GIVEN INSTRUCTION
Gather up every line that includes the string "delta".

EXERCISE INPUTS
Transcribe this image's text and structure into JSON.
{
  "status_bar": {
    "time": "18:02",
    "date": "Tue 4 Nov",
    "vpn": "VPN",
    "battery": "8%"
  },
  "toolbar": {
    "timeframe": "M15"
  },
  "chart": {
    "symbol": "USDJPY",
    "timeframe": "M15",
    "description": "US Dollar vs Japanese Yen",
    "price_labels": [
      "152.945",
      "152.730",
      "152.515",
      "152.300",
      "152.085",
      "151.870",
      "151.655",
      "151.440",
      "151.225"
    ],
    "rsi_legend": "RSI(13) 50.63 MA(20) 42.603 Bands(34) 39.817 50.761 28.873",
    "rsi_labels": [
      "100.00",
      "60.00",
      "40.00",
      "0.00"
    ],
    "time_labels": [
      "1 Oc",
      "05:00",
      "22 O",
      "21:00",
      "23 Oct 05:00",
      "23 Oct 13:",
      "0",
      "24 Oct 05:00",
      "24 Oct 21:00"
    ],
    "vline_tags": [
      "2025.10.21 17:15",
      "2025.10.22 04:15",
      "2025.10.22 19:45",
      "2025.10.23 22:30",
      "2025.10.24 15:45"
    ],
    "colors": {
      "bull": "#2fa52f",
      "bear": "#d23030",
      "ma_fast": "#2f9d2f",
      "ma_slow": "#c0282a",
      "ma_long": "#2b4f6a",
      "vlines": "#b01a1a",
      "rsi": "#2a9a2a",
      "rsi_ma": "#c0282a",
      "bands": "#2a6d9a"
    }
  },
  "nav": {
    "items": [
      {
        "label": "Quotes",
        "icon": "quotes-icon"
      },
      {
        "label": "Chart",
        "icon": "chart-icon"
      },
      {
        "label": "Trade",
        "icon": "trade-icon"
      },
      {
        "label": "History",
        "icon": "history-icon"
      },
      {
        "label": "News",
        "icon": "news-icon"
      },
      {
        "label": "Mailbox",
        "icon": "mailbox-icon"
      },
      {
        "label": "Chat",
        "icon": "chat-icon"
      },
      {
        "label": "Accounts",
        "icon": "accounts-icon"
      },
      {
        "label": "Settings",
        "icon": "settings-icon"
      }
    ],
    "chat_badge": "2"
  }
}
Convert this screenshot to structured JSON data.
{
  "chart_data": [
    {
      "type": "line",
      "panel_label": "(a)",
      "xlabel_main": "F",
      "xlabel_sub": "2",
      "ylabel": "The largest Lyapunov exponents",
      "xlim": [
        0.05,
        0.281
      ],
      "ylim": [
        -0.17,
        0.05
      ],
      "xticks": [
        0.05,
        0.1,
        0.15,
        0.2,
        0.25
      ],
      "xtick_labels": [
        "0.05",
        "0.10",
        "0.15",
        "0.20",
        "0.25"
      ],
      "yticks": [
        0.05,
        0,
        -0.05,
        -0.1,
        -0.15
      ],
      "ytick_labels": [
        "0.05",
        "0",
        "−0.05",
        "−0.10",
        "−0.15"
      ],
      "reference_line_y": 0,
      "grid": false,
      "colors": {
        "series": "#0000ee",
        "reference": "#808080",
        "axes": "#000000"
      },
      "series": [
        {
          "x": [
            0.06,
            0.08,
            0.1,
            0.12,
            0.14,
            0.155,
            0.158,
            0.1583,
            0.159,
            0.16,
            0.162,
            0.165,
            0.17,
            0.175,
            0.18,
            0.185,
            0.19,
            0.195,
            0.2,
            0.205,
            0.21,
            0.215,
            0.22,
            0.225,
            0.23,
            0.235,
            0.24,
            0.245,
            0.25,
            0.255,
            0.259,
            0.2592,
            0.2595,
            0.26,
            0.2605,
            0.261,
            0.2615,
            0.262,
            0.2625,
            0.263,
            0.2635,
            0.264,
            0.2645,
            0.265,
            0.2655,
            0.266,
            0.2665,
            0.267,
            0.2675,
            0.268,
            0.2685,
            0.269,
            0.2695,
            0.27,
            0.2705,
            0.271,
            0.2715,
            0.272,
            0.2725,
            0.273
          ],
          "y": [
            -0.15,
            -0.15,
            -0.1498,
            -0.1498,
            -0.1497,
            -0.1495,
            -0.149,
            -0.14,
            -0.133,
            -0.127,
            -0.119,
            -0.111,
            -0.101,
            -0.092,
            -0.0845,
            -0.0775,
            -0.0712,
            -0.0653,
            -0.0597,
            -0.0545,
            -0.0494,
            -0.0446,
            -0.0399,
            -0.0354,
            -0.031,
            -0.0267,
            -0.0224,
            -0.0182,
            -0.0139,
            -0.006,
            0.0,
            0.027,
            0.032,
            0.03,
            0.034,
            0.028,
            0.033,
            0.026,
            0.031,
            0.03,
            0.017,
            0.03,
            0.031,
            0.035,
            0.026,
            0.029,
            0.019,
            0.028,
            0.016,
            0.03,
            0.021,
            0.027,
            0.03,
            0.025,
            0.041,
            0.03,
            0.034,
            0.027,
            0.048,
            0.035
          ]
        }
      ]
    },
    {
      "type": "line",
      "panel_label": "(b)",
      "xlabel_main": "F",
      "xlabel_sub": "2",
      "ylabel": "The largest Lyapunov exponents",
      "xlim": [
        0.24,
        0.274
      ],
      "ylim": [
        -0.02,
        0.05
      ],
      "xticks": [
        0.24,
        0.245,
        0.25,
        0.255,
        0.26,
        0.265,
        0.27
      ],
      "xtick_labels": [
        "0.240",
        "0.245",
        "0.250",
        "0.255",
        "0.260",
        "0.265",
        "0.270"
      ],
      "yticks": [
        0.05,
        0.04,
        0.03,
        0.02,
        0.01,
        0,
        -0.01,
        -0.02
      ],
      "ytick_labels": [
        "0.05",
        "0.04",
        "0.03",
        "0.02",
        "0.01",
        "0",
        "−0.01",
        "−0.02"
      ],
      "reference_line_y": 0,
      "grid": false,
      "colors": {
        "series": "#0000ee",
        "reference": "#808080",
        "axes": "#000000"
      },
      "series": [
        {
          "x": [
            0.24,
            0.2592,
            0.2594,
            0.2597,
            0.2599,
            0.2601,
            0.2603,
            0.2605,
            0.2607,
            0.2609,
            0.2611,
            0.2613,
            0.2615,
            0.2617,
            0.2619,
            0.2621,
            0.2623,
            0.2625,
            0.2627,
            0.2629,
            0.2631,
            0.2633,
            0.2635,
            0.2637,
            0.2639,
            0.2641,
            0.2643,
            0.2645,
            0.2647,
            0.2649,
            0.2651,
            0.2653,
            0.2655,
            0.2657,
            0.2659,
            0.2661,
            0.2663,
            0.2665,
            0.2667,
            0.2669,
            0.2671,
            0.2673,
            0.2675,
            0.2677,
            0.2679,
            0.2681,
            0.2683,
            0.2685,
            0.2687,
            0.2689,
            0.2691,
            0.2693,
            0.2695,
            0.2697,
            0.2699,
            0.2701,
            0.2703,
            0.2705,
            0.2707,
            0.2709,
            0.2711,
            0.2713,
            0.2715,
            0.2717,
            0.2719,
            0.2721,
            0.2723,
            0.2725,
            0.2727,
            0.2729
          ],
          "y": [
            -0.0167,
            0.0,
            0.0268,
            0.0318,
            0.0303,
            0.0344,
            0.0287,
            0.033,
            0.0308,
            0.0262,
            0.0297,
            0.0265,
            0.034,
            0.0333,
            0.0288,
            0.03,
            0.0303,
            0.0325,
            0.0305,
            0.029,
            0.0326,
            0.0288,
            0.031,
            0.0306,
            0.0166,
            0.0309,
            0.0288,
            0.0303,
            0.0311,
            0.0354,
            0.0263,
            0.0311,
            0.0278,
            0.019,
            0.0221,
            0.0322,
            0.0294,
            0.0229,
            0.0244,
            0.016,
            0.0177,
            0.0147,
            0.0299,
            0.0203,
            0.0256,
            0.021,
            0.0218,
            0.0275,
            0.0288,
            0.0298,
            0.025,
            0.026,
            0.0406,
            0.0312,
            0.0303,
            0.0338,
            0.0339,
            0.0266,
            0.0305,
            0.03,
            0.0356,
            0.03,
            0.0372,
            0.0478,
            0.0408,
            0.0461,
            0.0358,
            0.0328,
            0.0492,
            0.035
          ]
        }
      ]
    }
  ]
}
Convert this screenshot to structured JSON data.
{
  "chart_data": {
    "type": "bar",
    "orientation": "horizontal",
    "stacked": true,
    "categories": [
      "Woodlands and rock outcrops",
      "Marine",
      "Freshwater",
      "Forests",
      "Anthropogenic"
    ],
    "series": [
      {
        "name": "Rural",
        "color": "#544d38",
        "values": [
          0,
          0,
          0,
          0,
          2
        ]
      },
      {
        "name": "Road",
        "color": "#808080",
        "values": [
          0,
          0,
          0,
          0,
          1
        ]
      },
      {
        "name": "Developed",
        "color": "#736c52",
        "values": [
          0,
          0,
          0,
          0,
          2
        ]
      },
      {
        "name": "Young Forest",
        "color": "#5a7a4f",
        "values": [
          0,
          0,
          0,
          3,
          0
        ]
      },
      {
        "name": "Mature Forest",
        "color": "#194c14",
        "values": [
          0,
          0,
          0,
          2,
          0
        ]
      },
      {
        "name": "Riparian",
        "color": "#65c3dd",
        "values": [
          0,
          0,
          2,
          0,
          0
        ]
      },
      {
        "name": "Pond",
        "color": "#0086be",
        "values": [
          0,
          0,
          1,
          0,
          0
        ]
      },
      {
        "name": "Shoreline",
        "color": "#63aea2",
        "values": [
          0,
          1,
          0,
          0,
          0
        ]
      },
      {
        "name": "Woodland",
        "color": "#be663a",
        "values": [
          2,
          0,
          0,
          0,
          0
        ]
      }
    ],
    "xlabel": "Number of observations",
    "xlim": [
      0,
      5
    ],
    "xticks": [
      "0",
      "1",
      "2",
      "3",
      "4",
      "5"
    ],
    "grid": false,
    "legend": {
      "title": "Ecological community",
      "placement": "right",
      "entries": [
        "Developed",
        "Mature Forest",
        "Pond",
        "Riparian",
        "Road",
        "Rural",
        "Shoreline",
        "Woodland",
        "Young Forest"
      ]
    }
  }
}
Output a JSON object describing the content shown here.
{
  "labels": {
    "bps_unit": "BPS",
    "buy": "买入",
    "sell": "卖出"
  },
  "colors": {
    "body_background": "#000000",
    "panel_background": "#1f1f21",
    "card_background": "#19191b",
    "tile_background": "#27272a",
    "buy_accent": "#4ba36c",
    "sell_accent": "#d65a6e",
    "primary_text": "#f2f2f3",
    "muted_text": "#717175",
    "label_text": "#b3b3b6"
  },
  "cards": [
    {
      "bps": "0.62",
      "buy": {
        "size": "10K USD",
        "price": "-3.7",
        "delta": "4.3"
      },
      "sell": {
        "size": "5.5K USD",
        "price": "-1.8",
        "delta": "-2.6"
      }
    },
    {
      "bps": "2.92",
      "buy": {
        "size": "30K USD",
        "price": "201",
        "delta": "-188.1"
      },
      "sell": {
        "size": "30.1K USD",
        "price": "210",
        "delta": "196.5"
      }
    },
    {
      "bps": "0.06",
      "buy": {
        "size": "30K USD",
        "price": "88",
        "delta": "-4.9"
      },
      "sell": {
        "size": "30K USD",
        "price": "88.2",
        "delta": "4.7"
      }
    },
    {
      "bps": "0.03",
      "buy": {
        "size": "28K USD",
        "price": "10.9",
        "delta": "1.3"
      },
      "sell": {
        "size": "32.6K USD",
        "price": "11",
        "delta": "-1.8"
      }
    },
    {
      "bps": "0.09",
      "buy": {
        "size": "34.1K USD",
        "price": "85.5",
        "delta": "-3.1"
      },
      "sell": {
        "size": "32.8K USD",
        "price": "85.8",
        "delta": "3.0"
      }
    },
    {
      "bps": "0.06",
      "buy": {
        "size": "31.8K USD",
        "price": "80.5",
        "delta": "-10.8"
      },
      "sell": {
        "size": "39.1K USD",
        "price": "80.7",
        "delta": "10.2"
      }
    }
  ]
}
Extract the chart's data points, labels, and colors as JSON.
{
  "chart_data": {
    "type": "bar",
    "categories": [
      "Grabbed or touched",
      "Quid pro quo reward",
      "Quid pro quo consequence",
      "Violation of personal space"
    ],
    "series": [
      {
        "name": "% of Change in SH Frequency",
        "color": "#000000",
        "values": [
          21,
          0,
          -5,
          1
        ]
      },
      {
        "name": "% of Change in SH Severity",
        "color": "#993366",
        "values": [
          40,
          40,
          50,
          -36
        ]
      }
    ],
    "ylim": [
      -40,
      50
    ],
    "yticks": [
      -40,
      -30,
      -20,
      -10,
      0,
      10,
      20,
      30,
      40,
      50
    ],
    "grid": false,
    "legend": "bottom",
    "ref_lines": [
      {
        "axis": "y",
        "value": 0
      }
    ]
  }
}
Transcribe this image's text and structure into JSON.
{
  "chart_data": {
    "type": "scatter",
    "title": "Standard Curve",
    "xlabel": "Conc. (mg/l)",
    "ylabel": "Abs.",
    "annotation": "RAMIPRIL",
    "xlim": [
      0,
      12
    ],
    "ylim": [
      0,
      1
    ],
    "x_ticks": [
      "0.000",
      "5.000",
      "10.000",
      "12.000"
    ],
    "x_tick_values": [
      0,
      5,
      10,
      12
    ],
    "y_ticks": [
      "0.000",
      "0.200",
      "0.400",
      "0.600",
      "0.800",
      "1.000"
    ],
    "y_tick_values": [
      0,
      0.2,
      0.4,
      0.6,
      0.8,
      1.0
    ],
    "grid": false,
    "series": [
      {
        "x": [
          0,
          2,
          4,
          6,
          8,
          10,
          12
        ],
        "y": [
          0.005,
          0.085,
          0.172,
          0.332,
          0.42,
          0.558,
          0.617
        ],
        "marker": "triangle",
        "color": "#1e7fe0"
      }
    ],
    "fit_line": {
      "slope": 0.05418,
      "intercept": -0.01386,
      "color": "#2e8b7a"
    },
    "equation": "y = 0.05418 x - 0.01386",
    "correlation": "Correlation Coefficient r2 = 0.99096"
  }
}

TASK RESPONSE
        "delta": "4.3"
        "delta": "-2.6"
        "delta": "-188.1"
        "delta": "196.5"
        "delta": "-4.9"
        "delta": "4.7"
        "delta": "1.3"
        "delta": "-1.8"
        "delta": "-3.1"
        "delta": "3.0"
        "delta": "-10.8"
        "delta": "10.2"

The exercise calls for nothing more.